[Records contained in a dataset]
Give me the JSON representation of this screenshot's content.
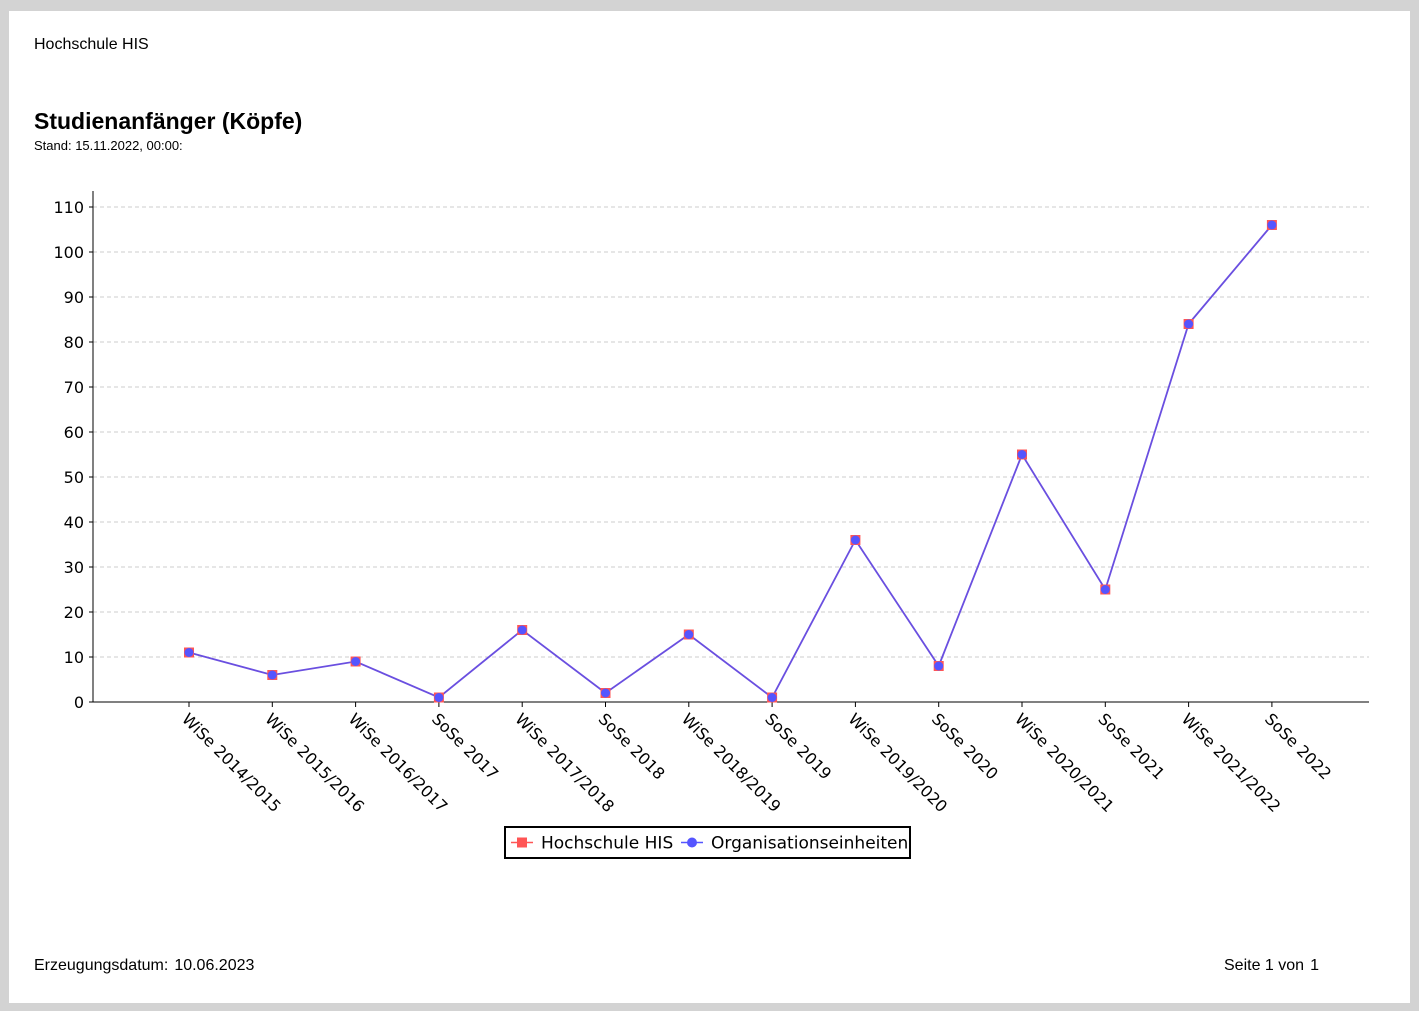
{
  "header": {
    "institution": "Hochschule HIS",
    "title": "Studienanfänger (Köpfe)",
    "stand": "Stand: 15.11.2022, 00:00:"
  },
  "footer": {
    "date_label": "Erzeugungsdatum:",
    "date_value": "10.06.2023",
    "page_label": "Seite 1 von",
    "page_total": "1"
  },
  "colors": {
    "series1": "#ff5555",
    "series2": "#5555ff",
    "line": "#6a4fe0",
    "grid": "#cccccc"
  },
  "chart_data": {
    "type": "line",
    "categories": [
      "WiSe 2014/2015",
      "WiSe 2015/2016",
      "WiSe 2016/2017",
      "SoSe 2017",
      "WiSe 2017/2018",
      "SoSe 2018",
      "WiSe 2018/2019",
      "SoSe 2019",
      "WiSe 2019/2020",
      "SoSe 2020",
      "WiSe 2020/2021",
      "SoSe 2021",
      "WiSe 2021/2022",
      "SoSe 2022"
    ],
    "series": [
      {
        "name": "Hochschule HIS",
        "marker": "square",
        "values": [
          11,
          6,
          9,
          1,
          16,
          2,
          15,
          1,
          36,
          8,
          55,
          25,
          84,
          106
        ]
      },
      {
        "name": "Organisationseinheiten",
        "marker": "circle",
        "values": [
          11,
          6,
          9,
          1,
          16,
          2,
          15,
          1,
          36,
          8,
          55,
          25,
          84,
          106
        ]
      }
    ],
    "ylim": [
      0,
      110
    ],
    "yticks": [
      0,
      10,
      20,
      30,
      40,
      50,
      60,
      70,
      80,
      90,
      100,
      110
    ],
    "grid": true,
    "legend_position": "bottom-center"
  }
}
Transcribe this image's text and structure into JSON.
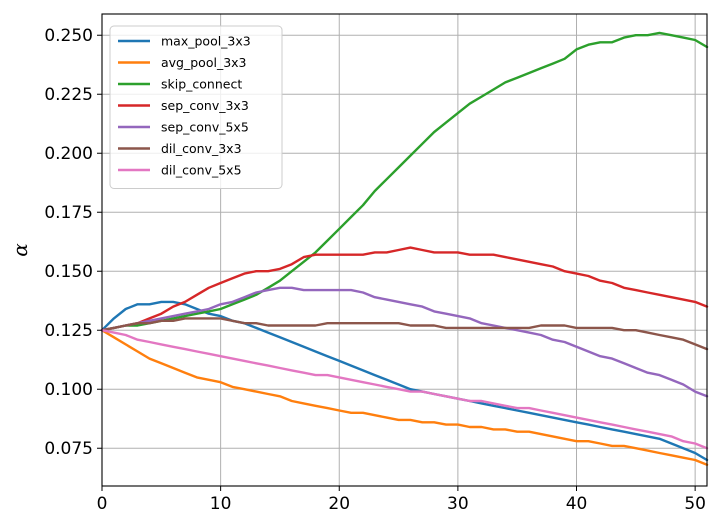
{
  "chart_data": {
    "type": "line",
    "title": "",
    "xlabel": "",
    "ylabel": "α",
    "xlim": [
      0,
      51
    ],
    "ylim": [
      0.059,
      0.259
    ],
    "grid": true,
    "legend_position": "top-left",
    "x_ticks": [
      "0",
      "10",
      "20",
      "30",
      "40",
      "50"
    ],
    "y_ticks": [
      "0.075",
      "0.100",
      "0.125",
      "0.150",
      "0.175",
      "0.200",
      "0.225",
      "0.250"
    ],
    "x": [
      0,
      1,
      2,
      3,
      4,
      5,
      6,
      7,
      8,
      9,
      10,
      11,
      12,
      13,
      14,
      15,
      16,
      17,
      18,
      19,
      20,
      21,
      22,
      23,
      24,
      25,
      26,
      27,
      28,
      29,
      30,
      31,
      32,
      33,
      34,
      35,
      36,
      37,
      38,
      39,
      40,
      41,
      42,
      43,
      44,
      45,
      46,
      47,
      48,
      49,
      50,
      51
    ],
    "series": [
      {
        "name": "max_pool_3x3",
        "color": "#1f77b4",
        "values": [
          0.125,
          0.13,
          0.134,
          0.136,
          0.136,
          0.137,
          0.137,
          0.136,
          0.134,
          0.132,
          0.131,
          0.129,
          0.128,
          0.126,
          0.124,
          0.122,
          0.12,
          0.118,
          0.116,
          0.114,
          0.112,
          0.11,
          0.108,
          0.106,
          0.104,
          0.102,
          0.1,
          0.099,
          0.098,
          0.097,
          0.096,
          0.095,
          0.094,
          0.093,
          0.092,
          0.091,
          0.09,
          0.089,
          0.088,
          0.087,
          0.086,
          0.085,
          0.084,
          0.083,
          0.082,
          0.081,
          0.08,
          0.079,
          0.077,
          0.075,
          0.073,
          0.07
        ]
      },
      {
        "name": "avg_pool_3x3",
        "color": "#ff7f0e",
        "values": [
          0.125,
          0.122,
          0.119,
          0.116,
          0.113,
          0.111,
          0.109,
          0.107,
          0.105,
          0.104,
          0.103,
          0.101,
          0.1,
          0.099,
          0.098,
          0.097,
          0.095,
          0.094,
          0.093,
          0.092,
          0.091,
          0.09,
          0.09,
          0.089,
          0.088,
          0.087,
          0.087,
          0.086,
          0.086,
          0.085,
          0.085,
          0.084,
          0.084,
          0.083,
          0.083,
          0.082,
          0.082,
          0.081,
          0.08,
          0.079,
          0.078,
          0.078,
          0.077,
          0.076,
          0.076,
          0.075,
          0.074,
          0.073,
          0.072,
          0.071,
          0.07,
          0.068
        ]
      },
      {
        "name": "skip_connect",
        "color": "#2ca02c",
        "values": [
          0.125,
          0.126,
          0.127,
          0.127,
          0.128,
          0.129,
          0.13,
          0.131,
          0.132,
          0.133,
          0.134,
          0.136,
          0.138,
          0.14,
          0.143,
          0.146,
          0.15,
          0.154,
          0.158,
          0.163,
          0.168,
          0.173,
          0.178,
          0.184,
          0.189,
          0.194,
          0.199,
          0.204,
          0.209,
          0.213,
          0.217,
          0.221,
          0.224,
          0.227,
          0.23,
          0.232,
          0.234,
          0.236,
          0.238,
          0.24,
          0.244,
          0.246,
          0.247,
          0.247,
          0.249,
          0.25,
          0.25,
          0.251,
          0.25,
          0.249,
          0.248,
          0.245
        ]
      },
      {
        "name": "sep_conv_3x3",
        "color": "#d62728",
        "values": [
          0.125,
          0.126,
          0.127,
          0.128,
          0.13,
          0.132,
          0.135,
          0.137,
          0.14,
          0.143,
          0.145,
          0.147,
          0.149,
          0.15,
          0.15,
          0.151,
          0.153,
          0.156,
          0.157,
          0.157,
          0.157,
          0.157,
          0.157,
          0.158,
          0.158,
          0.159,
          0.16,
          0.159,
          0.158,
          0.158,
          0.158,
          0.157,
          0.157,
          0.157,
          0.156,
          0.155,
          0.154,
          0.153,
          0.152,
          0.15,
          0.149,
          0.148,
          0.146,
          0.145,
          0.143,
          0.142,
          0.141,
          0.14,
          0.139,
          0.138,
          0.137,
          0.135
        ]
      },
      {
        "name": "sep_conv_5x5",
        "color": "#9467bd",
        "values": [
          0.125,
          0.126,
          0.127,
          0.128,
          0.129,
          0.13,
          0.131,
          0.132,
          0.133,
          0.134,
          0.136,
          0.137,
          0.139,
          0.141,
          0.142,
          0.143,
          0.143,
          0.142,
          0.142,
          0.142,
          0.142,
          0.142,
          0.141,
          0.139,
          0.138,
          0.137,
          0.136,
          0.135,
          0.133,
          0.132,
          0.131,
          0.13,
          0.128,
          0.127,
          0.126,
          0.125,
          0.124,
          0.123,
          0.121,
          0.12,
          0.118,
          0.116,
          0.114,
          0.113,
          0.111,
          0.109,
          0.107,
          0.106,
          0.104,
          0.102,
          0.099,
          0.097
        ]
      },
      {
        "name": "dil_conv_3x3",
        "color": "#8c564b",
        "values": [
          0.125,
          0.126,
          0.127,
          0.128,
          0.128,
          0.129,
          0.129,
          0.13,
          0.13,
          0.13,
          0.13,
          0.129,
          0.128,
          0.128,
          0.127,
          0.127,
          0.127,
          0.127,
          0.127,
          0.128,
          0.128,
          0.128,
          0.128,
          0.128,
          0.128,
          0.128,
          0.127,
          0.127,
          0.127,
          0.126,
          0.126,
          0.126,
          0.126,
          0.126,
          0.126,
          0.126,
          0.126,
          0.127,
          0.127,
          0.127,
          0.126,
          0.126,
          0.126,
          0.126,
          0.125,
          0.125,
          0.124,
          0.123,
          0.122,
          0.121,
          0.119,
          0.117
        ]
      },
      {
        "name": "dil_conv_5x5",
        "color": "#e377c2",
        "values": [
          0.125,
          0.124,
          0.123,
          0.121,
          0.12,
          0.119,
          0.118,
          0.117,
          0.116,
          0.115,
          0.114,
          0.113,
          0.112,
          0.111,
          0.11,
          0.109,
          0.108,
          0.107,
          0.106,
          0.106,
          0.105,
          0.104,
          0.103,
          0.102,
          0.101,
          0.1,
          0.099,
          0.099,
          0.098,
          0.097,
          0.096,
          0.095,
          0.095,
          0.094,
          0.093,
          0.092,
          0.092,
          0.091,
          0.09,
          0.089,
          0.088,
          0.087,
          0.086,
          0.085,
          0.084,
          0.083,
          0.082,
          0.081,
          0.08,
          0.078,
          0.077,
          0.075
        ]
      }
    ]
  }
}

## Exercise directions
Check each line of the entries above, and show every one holding the word "SoSe".

## Result of the task
      "SoSe 2017",
      "SoSe 2018",
      "SoSe 2019",
      "SoSe 2020",
      "SoSe 2021",
      "SoSe 2022"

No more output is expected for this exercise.